• [Written request]:
Restate each line of the listing exactly, without carrying over any pictures.
··· Data for processing
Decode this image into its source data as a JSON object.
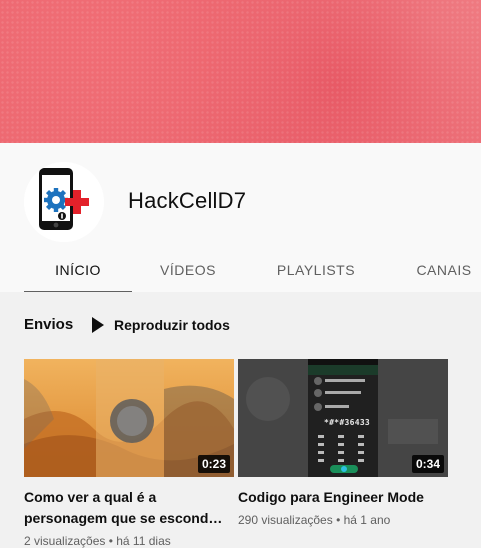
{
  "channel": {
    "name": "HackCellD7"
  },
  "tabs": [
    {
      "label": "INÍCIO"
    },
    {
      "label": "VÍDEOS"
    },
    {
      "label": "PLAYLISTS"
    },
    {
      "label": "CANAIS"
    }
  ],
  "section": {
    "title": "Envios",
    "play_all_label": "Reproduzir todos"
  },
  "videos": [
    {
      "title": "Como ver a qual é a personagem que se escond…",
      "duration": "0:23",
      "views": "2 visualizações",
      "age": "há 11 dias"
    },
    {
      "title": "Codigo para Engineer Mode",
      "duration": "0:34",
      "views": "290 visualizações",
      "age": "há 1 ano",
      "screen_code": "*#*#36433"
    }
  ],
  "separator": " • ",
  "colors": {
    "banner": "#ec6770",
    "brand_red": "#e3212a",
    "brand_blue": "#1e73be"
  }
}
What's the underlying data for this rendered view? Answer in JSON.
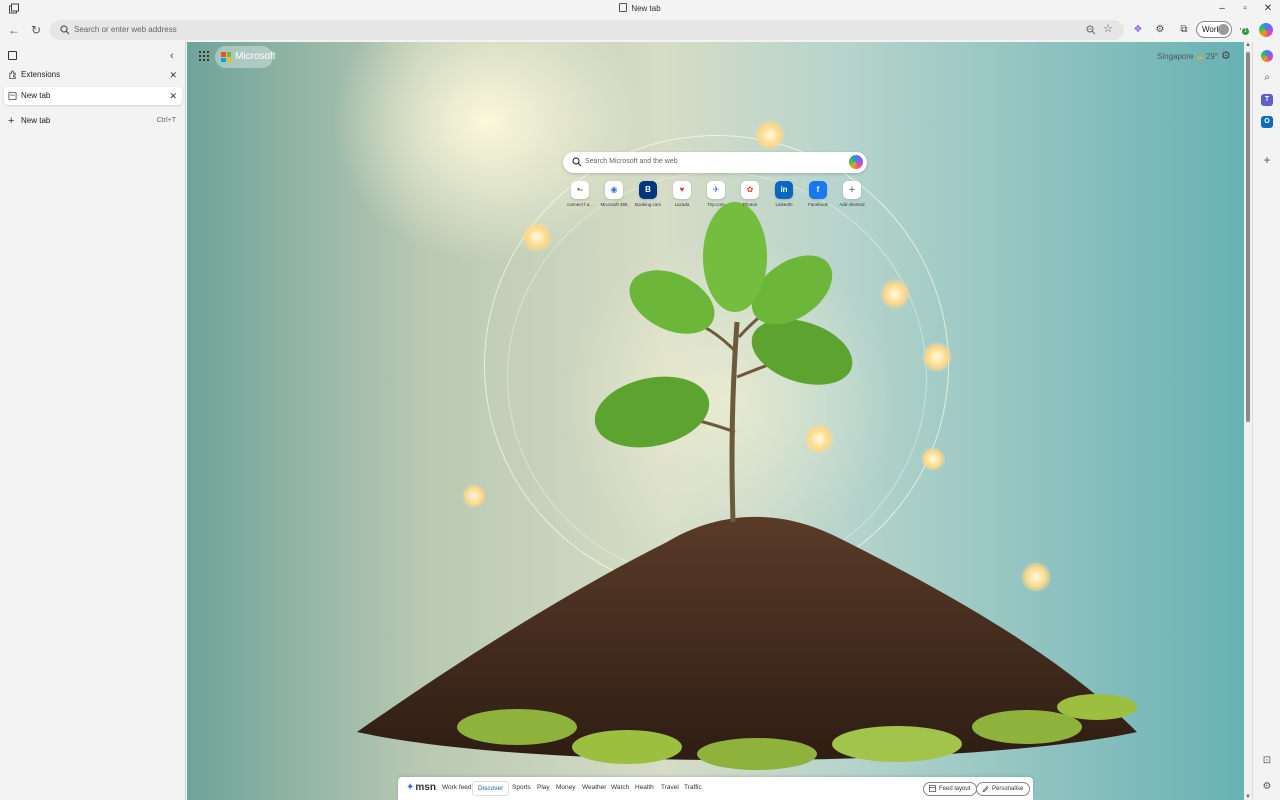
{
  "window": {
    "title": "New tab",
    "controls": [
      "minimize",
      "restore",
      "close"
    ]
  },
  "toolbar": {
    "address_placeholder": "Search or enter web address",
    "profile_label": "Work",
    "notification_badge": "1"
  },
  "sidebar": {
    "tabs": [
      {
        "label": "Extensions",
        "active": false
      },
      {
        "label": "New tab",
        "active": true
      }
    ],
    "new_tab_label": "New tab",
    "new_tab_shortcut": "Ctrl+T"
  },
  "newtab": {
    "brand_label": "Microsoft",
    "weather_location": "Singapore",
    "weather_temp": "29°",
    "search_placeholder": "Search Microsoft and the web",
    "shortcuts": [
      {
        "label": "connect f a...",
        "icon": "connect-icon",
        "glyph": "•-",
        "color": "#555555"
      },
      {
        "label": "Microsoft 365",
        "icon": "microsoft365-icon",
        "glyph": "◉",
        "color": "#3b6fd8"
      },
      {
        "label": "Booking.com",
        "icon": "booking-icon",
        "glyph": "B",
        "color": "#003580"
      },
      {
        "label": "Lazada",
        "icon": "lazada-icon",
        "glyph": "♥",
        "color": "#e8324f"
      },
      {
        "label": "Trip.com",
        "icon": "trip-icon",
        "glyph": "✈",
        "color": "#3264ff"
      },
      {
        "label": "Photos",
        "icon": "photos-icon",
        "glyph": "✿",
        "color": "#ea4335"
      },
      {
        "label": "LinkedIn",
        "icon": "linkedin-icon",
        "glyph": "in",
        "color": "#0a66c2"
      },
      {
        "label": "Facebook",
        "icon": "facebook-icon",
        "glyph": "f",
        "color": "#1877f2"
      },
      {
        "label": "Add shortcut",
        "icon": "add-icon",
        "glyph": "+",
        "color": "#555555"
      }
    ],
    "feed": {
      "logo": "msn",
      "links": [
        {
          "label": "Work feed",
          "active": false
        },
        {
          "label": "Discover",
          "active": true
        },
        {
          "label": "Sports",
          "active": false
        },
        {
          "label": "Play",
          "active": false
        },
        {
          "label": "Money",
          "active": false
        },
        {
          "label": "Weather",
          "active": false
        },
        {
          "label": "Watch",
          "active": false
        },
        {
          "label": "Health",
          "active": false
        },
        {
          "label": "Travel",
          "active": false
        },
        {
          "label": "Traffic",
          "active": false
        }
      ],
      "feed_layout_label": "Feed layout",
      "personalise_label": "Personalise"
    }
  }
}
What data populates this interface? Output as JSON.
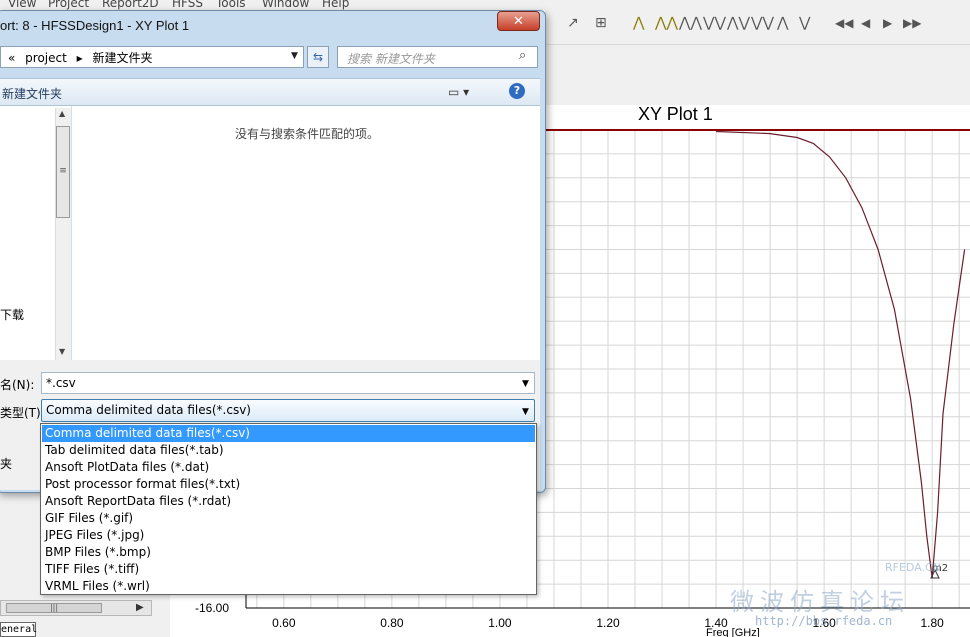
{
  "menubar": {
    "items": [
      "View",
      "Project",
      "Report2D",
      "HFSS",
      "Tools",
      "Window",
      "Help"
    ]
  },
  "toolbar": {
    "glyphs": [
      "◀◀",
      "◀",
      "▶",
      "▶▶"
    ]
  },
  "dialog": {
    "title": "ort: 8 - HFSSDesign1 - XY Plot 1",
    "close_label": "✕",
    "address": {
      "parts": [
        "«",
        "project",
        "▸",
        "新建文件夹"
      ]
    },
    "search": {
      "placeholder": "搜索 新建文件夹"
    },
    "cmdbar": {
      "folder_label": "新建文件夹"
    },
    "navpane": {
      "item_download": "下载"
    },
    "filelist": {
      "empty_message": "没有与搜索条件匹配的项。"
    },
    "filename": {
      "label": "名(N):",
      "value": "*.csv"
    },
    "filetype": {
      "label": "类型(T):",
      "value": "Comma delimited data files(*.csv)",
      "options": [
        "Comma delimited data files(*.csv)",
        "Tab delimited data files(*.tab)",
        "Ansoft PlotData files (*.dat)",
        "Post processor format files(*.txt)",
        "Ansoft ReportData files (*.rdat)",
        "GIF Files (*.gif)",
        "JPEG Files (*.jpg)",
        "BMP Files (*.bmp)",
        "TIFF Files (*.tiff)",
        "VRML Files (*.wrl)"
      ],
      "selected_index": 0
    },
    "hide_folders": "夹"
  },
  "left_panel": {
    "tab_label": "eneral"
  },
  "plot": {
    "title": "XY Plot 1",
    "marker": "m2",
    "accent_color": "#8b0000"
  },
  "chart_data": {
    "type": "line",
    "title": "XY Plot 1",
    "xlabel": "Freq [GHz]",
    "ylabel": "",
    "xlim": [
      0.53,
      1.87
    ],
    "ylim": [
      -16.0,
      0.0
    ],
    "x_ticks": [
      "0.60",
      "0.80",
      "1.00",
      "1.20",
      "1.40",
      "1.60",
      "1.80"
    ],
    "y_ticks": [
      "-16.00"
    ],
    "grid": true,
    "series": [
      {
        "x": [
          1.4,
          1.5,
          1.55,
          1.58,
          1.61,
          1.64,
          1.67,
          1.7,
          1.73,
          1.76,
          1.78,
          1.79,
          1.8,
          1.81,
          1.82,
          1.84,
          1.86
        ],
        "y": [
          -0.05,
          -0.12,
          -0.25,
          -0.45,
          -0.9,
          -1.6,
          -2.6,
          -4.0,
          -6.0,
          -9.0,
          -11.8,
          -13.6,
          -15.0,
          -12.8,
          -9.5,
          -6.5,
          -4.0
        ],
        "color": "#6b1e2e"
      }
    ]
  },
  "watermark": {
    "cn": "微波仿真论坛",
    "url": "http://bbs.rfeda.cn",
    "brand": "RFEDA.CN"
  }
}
······
• [Task result]:
Decode this image into its source data as a JSON object.
{
  "channel": {
    "name": "HackCellD7"
  },
  "tabs": [
    {
      "label": "INÍCIO"
    },
    {
      "label": "VÍDEOS"
    },
    {
      "label": "PLAYLISTS"
    },
    {
      "label": "CANAIS"
    }
  ],
  "section": {
    "title": "Envios",
    "play_all_label": "Reproduzir todos"
  },
  "videos": [
    {
      "title": "Como ver a qual é a personagem que se escond…",
      "duration": "0:23",
      "views": "2 visualizações",
      "age": "há 11 dias"
    },
    {
      "title": "Codigo para Engineer Mode",
      "duration": "0:34",
      "views": "290 visualizações",
      "age": "há 1 ano",
      "screen_code": "*#*#36433"
    }
  ],
  "separator": " • ",
  "colors": {
    "banner": "#ec6770",
    "brand_red": "#e3212a",
    "brand_blue": "#1e73be"
  }
}
What's the underlying data for this rendered view? Answer in JSON.
{
  "window": {
    "title": "New tab",
    "controls": [
      "minimize",
      "restore",
      "close"
    ]
  },
  "toolbar": {
    "address_placeholder": "Search or enter web address",
    "profile_label": "Work",
    "notification_badge": "1"
  },
  "sidebar": {
    "tabs": [
      {
        "label": "Extensions",
        "active": false
      },
      {
        "label": "New tab",
        "active": true
      }
    ],
    "new_tab_label": "New tab",
    "new_tab_shortcut": "Ctrl+T"
  },
  "newtab": {
    "brand_label": "Microsoft",
    "weather_location": "Singapore",
    "weather_temp": "29°",
    "search_placeholder": "Search Microsoft and the web",
    "shortcuts": [
      {
        "label": "connect f a...",
        "icon": "connect-icon",
        "glyph": "•-",
        "color": "#555555"
      },
      {
        "label": "Microsoft 365",
        "icon": "microsoft365-icon",
        "glyph": "◉",
        "color": "#3b6fd8"
      },
      {
        "label": "Booking.com",
        "icon": "booking-icon",
        "glyph": "B",
        "color": "#003580"
      },
      {
        "label": "Lazada",
        "icon": "lazada-icon",
        "glyph": "♥",
        "color": "#e8324f"
      },
      {
        "label": "Trip.com",
        "icon": "trip-icon",
        "glyph": "✈",
        "color": "#3264ff"
      },
      {
        "label": "Photos",
        "icon": "photos-icon",
        "glyph": "✿",
        "color": "#ea4335"
      },
      {
        "label": "LinkedIn",
        "icon": "linkedin-icon",
        "glyph": "in",
        "color": "#0a66c2"
      },
      {
        "label": "Facebook",
        "icon": "facebook-icon",
        "glyph": "f",
        "color": "#1877f2"
      },
      {
        "label": "Add shortcut",
        "icon": "add-icon",
        "glyph": "+",
        "color": "#555555"
      }
    ],
    "feed": {
      "logo": "msn",
      "links": [
        {
          "label": "Work feed",
          "active": false
        },
        {
          "label": "Discover",
          "active": true
        },
        {
          "label": "Sports",
          "active": false
        },
        {
          "label": "Play",
          "active": false
        },
        {
          "label": "Money",
          "active": false
        },
        {
          "label": "Weather",
          "active": false
        },
        {
          "label": "Watch",
          "active": false
        },
        {
          "label": "Health",
          "active": false
        },
        {
          "label": "Travel",
          "active": false
        },
        {
          "label": "Traffic",
          "active": false
        }
      ],
      "feed_layout_label": "Feed layout",
      "personalise_label": "Personalise"
    }
  }
}
What data populates this interface? Output as JSON.
{
  "menubar": {
    "items": [
      "View",
      "Project",
      "Report2D",
      "HFSS",
      "Tools",
      "Window",
      "Help"
    ]
  },
  "toolbar": {
    "glyphs": [
      "◀◀",
      "◀",
      "▶",
      "▶▶"
    ]
  },
  "dialog": {
    "title": "ort: 8 - HFSSDesign1 - XY Plot 1",
    "close_label": "✕",
    "address": {
      "parts": [
        "«",
        "project",
        "▸",
        "新建文件夹"
      ]
    },
    "search": {
      "placeholder": "搜索 新建文件夹"
    },
    "cmdbar": {
      "folder_label": "新建文件夹"
    },
    "navpane": {
      "item_download": "下载"
    },
    "filelist": {
      "empty_message": "没有与搜索条件匹配的项。"
    },
    "filename": {
      "label": "名(N):",
      "value": "*.csv"
    },
    "filetype": {
      "label": "类型(T):",
      "value": "Comma delimited data files(*.csv)",
      "options": [
        "Comma delimited data files(*.csv)",
        "Tab delimited data files(*.tab)",
        "Ansoft PlotData files (*.dat)",
        "Post processor format files(*.txt)",
        "Ansoft ReportData files (*.rdat)",
        "GIF Files (*.gif)",
        "JPEG Files (*.jpg)",
        "BMP Files (*.bmp)",
        "TIFF Files (*.tiff)",
        "VRML Files (*.wrl)"
      ],
      "selected_index": 0
    },
    "hide_folders": "夹"
  },
  "left_panel": {
    "tab_label": "eneral"
  },
  "plot": {
    "title": "XY Plot 1",
    "marker": "m2",
    "accent_color": "#8b0000"
  },
  "chart_data": {
    "type": "line",
    "title": "XY Plot 1",
    "xlabel": "Freq [GHz]",
    "ylabel": "",
    "xlim": [
      0.53,
      1.87
    ],
    "ylim": [
      -16.0,
      0.0
    ],
    "x_ticks": [
      "0.60",
      "0.80",
      "1.00",
      "1.20",
      "1.40",
      "1.60",
      "1.80"
    ],
    "y_ticks": [
      "-16.00"
    ],
    "grid": true,
    "series": [
      {
        "x": [
          1.4,
          1.5,
          1.55,
          1.58,
          1.61,
          1.64,
          1.67,
          1.7,
          1.73,
          1.76,
          1.78,
          1.79,
          1.8,
          1.81,
          1.82,
          1.84,
          1.86
        ],
        "y": [
          -0.05,
          -0.12,
          -0.25,
          -0.45,
          -0.9,
          -1.6,
          -2.6,
          -4.0,
          -6.0,
          -9.0,
          -11.8,
          -13.6,
          -15.0,
          -12.8,
          -9.5,
          -6.5,
          -4.0
        ],
        "color": "#6b1e2e"
      }
    ]
  },
  "watermark": {
    "cn": "微波仿真论坛",
    "url": "http://bbs.rfeda.cn",
    "brand": "RFEDA.CN"
  }
}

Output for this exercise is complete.